▸ Brief
From the records below, extract all the text exactly and leave the images behind.

-------------------------

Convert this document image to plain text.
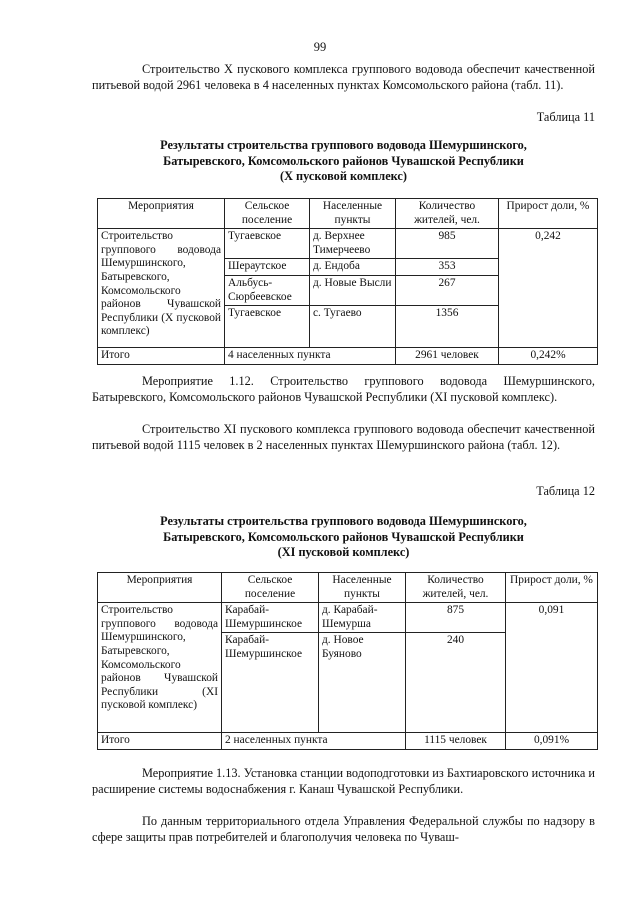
99

Строительство X пускового комплекса группового водовода обеспечит качественной питьевой водой 2961 человека в 4 населенных пунктах Комсомольского района (табл. 11).

Таблица 11
Результаты строительства группового водовода Шемуршинского,
Батыревского, Комсомольского районов Чувашской Республики
(X пусковой комплекс)
Мероприятия	Сельское поселение	Населенные пункты	Количество жителей, чел.	Прирост доли, %
Строительство группового водовода Шемуршинского, Батыревского, Комсомольского районов Чувашской Республики (X пусковой комплекс)	Тугаевское	д. Верхнее Тимерчеево	985	0,242
	Шераутское	д. Ендоба	353	
	Альбусь-Сюрбеевское	д. Новые Высли	267	
	Тугаевское	с. Тугаево	1356	
Итого	4 населенных пункта		2961 человек	0,242%

Мероприятие 1.12. Строительство группового водовода Шемуршинского, Батыревского, Комсомольского районов Чувашской Республики (XI пусковой комплекс).

Строительство XI пускового комплекса группового водовода обеспечит качественной питьевой водой 1115 человек в 2 населенных пунктах Шемуршинского района (табл. 12).

Таблица 12
Результаты строительства группового водовода Шемуршинского,
Батыревского, Комсомольского районов Чувашской Республики
(XI пусковой комплекс)
Мероприятия	Сельское поселение	Населенные пункты	Количество жителей, чел.	Прирост доли, %
Строительство группового водовода Шемуршинского, Батыревского, Комсомольского районов Чувашской Республики (XI пусковой комплекс)	Карабай-Шемуршинское	д. Карабай-Шемурша	875	0,091
	Карабай-Шемуршинское	д. Новое Буяново	240	
Итого	2 населенных пункта		1115 человек	0,091%

Мероприятие 1.13. Установка станции водоподготовки из Бахтиаровского источника и расширение системы водоснабжения г. Канаш Чувашской Республики.

По данным территориального отдела Управления Федеральной службы по надзору в сфере защиты прав потребителей и благополучия человека по Чуваш-
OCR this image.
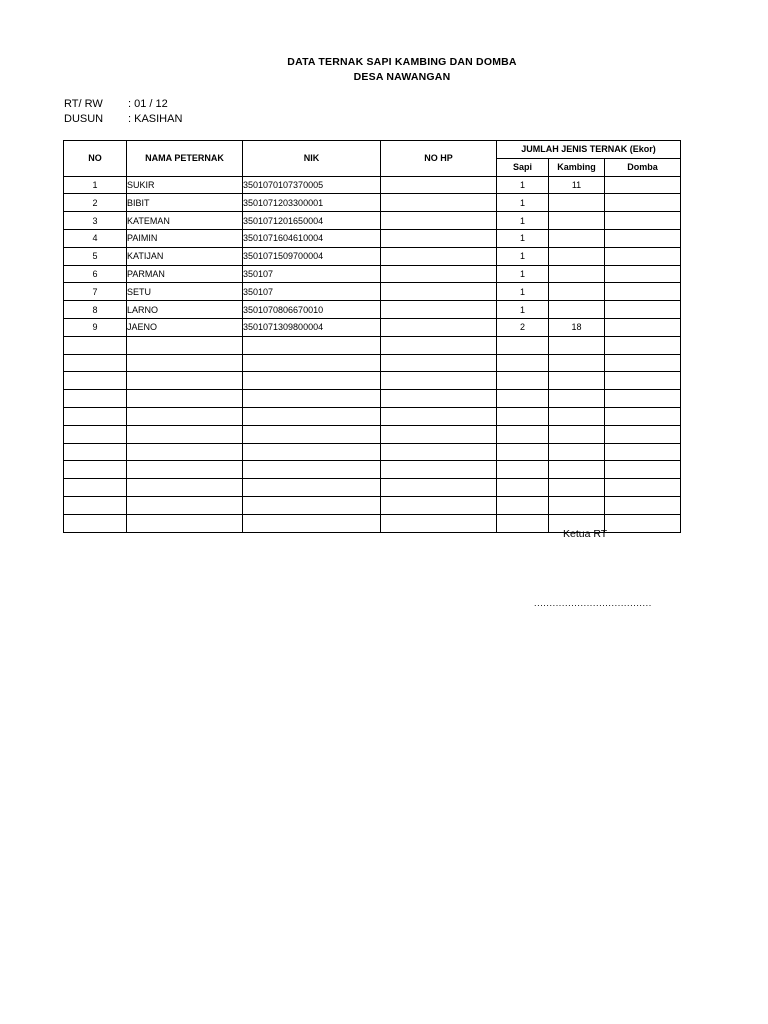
DATA TERNAK SAPI KAMBING DAN DOMBA
DESA NAWANGAN
RT/ RW : 01 / 12
DUSUN : KASIHAN
NO	NAMA PETERNAK	NIK	NO HP	JUMLAH JENIS TERNAK (Ekor)		
				Sapi	Kambing	Domba
1	SUKIR	3501070107370005		1	11	
2	BIBIT	3501071203300001		1		
3	KATEMAN	3501071201650004		1		
4	PAIMIN	3501071604610004		1		
5	KATIJAN	3501071509700004		1		
6	PARMAN	350107		1		
7	SETU	350107		1		
8	LARNO	3501070806670010		1		
9	JAENO	3501071309800004		2	18	

Ketua RT
......................................
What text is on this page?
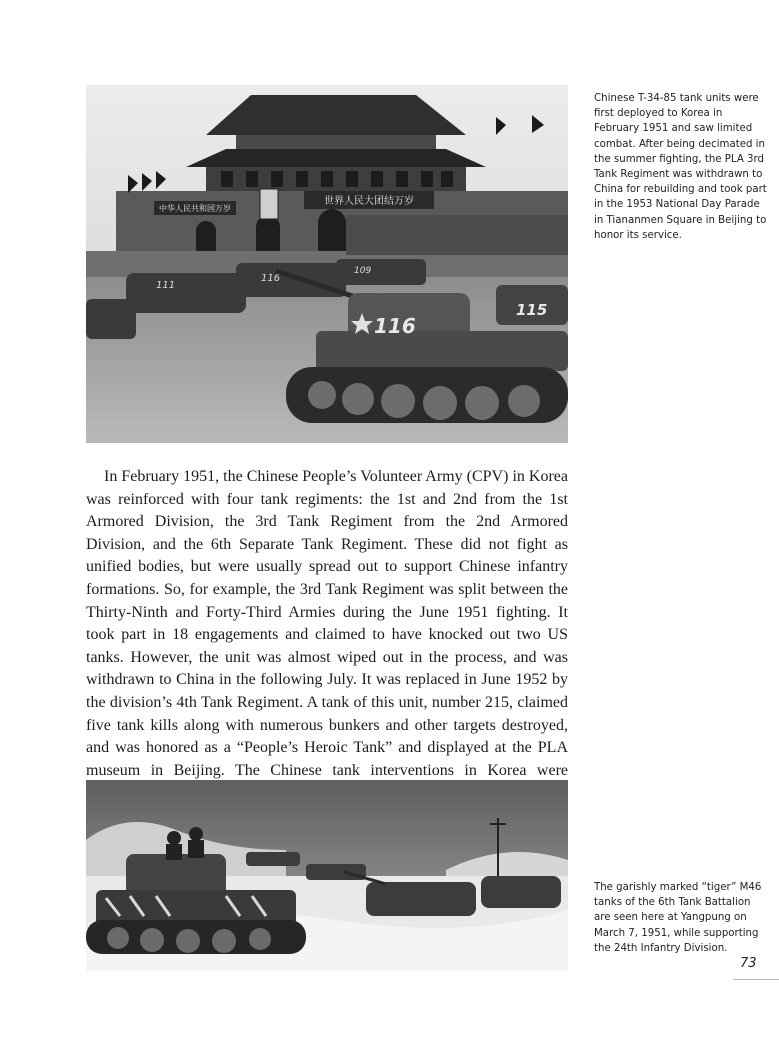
中华人民共和国万岁
世界人民大团结万岁
116
111
109
115
116

Chinese T-34-85 tank units were first deployed to Korea in February 1951 and saw limited combat. After being decimated in the summer fighting, the PLA 3rd Tank Regiment was withdrawn to China for rebuilding and took part in the 1953 National Day Parade in Tiananmen Square in Beijing to honor its service.

In February 1951, the Chinese People’s Volunteer Army (CPV) in Korea was reinforced with four tank regiments: the 1st and 2nd from the 1st Armored Division, the 3rd Tank Regiment from the 2nd Armored Division, and the 6th Separate Tank Regiment. These did not fight as unified bodies, but were usually spread out to support Chinese infantry formations. So, for example, the 3rd Tank Regiment was split between the Thirty-Ninth and Forty-Third Armies during the June 1951 fighting. It took part in 18 engagements and claimed to have knocked out two US tanks. However, the unit was almost wiped out in the process, and was withdrawn to China in the following July. It was replaced in June 1952 by the division’s 4th Tank Regiment. A tank of this unit, number 215, claimed five tank kills along with numerous bunkers and other targets destroyed, and was honored as a “People’s Heroic Tank” and displayed at the PLA museum in Beijing. The Chinese tank interventions in Korea were

The garishly marked “tiger” M46 tanks of the 6th Tank Battalion are seen here at Yangpung on March 7, 1951, while supporting the 24th Infantry Division.

73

-------------------------

▸ Response to this task
Convert this document image to plain text.
99

Строительство X пускового комплекса группового водовода обеспечит качественной питьевой водой 2961 человека в 4 населенных пунктах Комсомольского района (табл. 11).

Таблица 11
Результаты строительства группового водовода Шемуршинского,
Батыревского, Комсомольского районов Чувашской Республики
(X пусковой комплекс)
Мероприятия	Сельское поселение	Населенные пункты	Количество жителей, чел.	Прирост доли, %
Строительство группового водовода Шемуршинского, Батыревского, Комсомольского районов Чувашской Республики (X пусковой комплекс)	Тугаевское	д. Верхнее Тимерчеево	985	0,242
	Шераутское	д. Ендоба	353	
	Альбусь-Сюрбеевское	д. Новые Высли	267	
	Тугаевское	с. Тугаево	1356	
Итого	4 населенных пункта		2961 человек	0,242%

Мероприятие 1.12. Строительство группового водовода Шемуршинского, Батыревского, Комсомольского районов Чувашской Республики (XI пусковой комплекс).

Строительство XI пускового комплекса группового водовода обеспечит качественной питьевой водой 1115 человек в 2 населенных пунктах Шемуршинского района (табл. 12).

Таблица 12
Результаты строительства группового водовода Шемуршинского,
Батыревского, Комсомольского районов Чувашской Республики
(XI пусковой комплекс)
Мероприятия	Сельское поселение	Населенные пункты	Количество жителей, чел.	Прирост доли, %
Строительство группового водовода Шемуршинского, Батыревского, Комсомольского районов Чувашской Республики (XI пусковой комплекс)	Карабай-Шемуршинское	д. Карабай-Шемурша	875	0,091
	Карабай-Шемуршинское	д. Новое Буяново	240	
Итого	2 населенных пункта		1115 человек	0,091%

Мероприятие 1.13. Установка станции водоподготовки из Бахтиаровского источника и расширение системы водоснабжения г. Канаш Чувашской Республики.

По данным территориального отдела Управления Федеральной службы по надзору в сфере защиты прав потребителей и благополучия человека по Чуваш-
OCR this image.
DATA TERNAK SAPI KAMBING DAN DOMBA
DESA NAWANGAN
RT/ RW : 01 / 12
DUSUN : KASIHAN
NO	NAMA PETERNAK	NIK	NO HP	JUMLAH JENIS TERNAK (Ekor)		
				Sapi	Kambing	Domba
1	SUKIR	3501070107370005		1	11	
2	BIBIT	3501071203300001		1		
3	KATEMAN	3501071201650004		1		
4	PAIMIN	3501071604610004		1		
5	KATIJAN	3501071509700004		1		
6	PARMAN	350107		1		
7	SETU	350107		1		
8	LARNO	3501070806670010		1		
9	JAENO	3501071309800004		2	18	

Ketua RT
......................................
What text is on this page?
中华人民共和国万岁
世界人民大团结万岁
116
111
109
115
116

Chinese T-34-85 tank units were first deployed to Korea in February 1951 and saw limited combat. After being decimated in the summer fighting, the PLA 3rd Tank Regiment was withdrawn to China for rebuilding and took part in the 1953 National Day Parade in Tiananmen Square in Beijing to honor its service.

In February 1951, the Chinese People’s Volunteer Army (CPV) in Korea was reinforced with four tank regiments: the 1st and 2nd from the 1st Armored Division, the 3rd Tank Regiment from the 2nd Armored Division, and the 6th Separate Tank Regiment. These did not fight as unified bodies, but were usually spread out to support Chinese infantry formations. So, for example, the 3rd Tank Regiment was split between the Thirty-Ninth and Forty-Third Armies during the June 1951 fighting. It took part in 18 engagements and claimed to have knocked out two US tanks. However, the unit was almost wiped out in the process, and was withdrawn to China in the following July. It was replaced in June 1952 by the division’s 4th Tank Regiment. A tank of this unit, number 215, claimed five tank kills along with numerous bunkers and other targets destroyed, and was honored as a “People’s Heroic Tank” and displayed at the PLA museum in Beijing. The Chinese tank interventions in Korea were

The garishly marked “tiger” M46 tanks of the 6th Tank Battalion are seen here at Yangpung on March 7, 1951, while supporting the 24th Infantry Division.

73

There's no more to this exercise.